[Data entries]
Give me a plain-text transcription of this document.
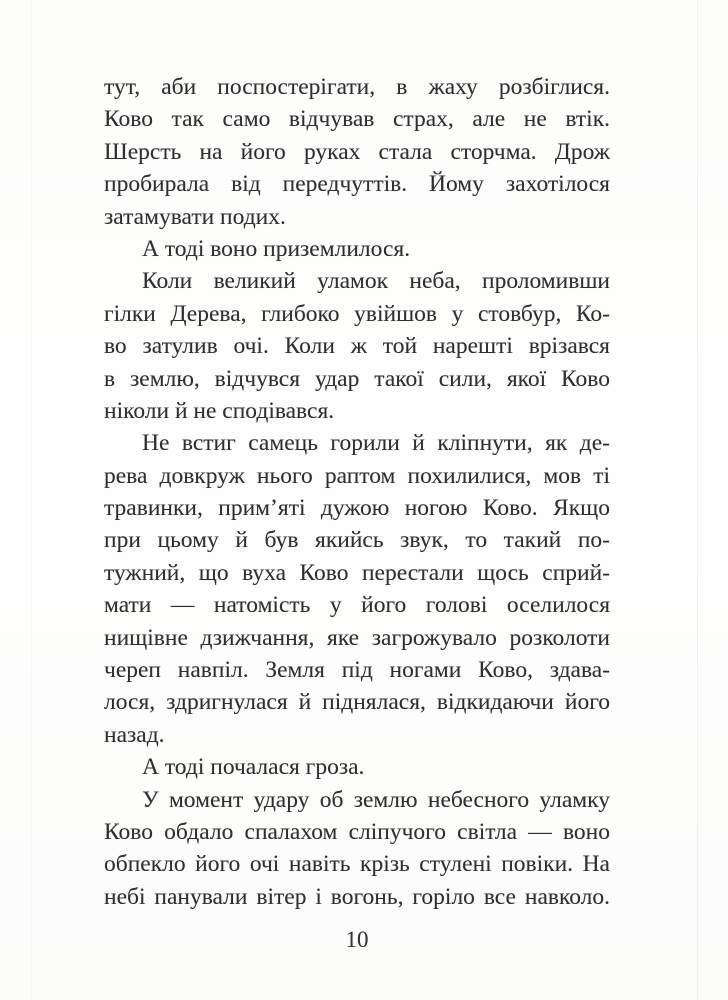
тут, аби поспостерігати, в жаху розбіглися.
Ково так само відчував страх, але не втік.
Шерсть на його руках стала сторчма. Дрож
пробирала від передчуттів. Йому захотілося
затамувати подих.
А тоді воно приземлилося.
Коли великий уламок неба, проломивши
гілки Дерева, глибоко увійшов у стовбур, Ко-
во затулив очі. Коли ж той нарешті врізався
в землю, відчувся удар такої сили, якої Ково
ніколи й не сподівався.
Не встиг самець горили й кліпнути, як де-
рева довкруж нього раптом похилилися, мов ті
травинки, прим’яті дужою ногою Ково. Якщо
при цьому й був якийсь звук, то такий по-
тужний, що вуха Ково перестали щось сприй-
мати — натомість у його голові оселилося
нищівне дзижчання, яке загрожувало розколоти
череп навпіл. Земля під ногами Ково, здава-
лося, здригнулася й піднялася, відкидаючи його
назад.
А тоді почалася гроза.
У момент удару об землю небесного уламку
Ково обдало спалахом сліпучого світла — воно
обпекло його очі навіть крізь стулені повіки. На
небі панували вітер і вогонь, горіло все навколо.
10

*Problem to work on*
Which lines hold the string "землю"? List them all.

*The completed task*
в землю, відчувся удар такої сили, якої Ково
У момент удару об землю небесного уламку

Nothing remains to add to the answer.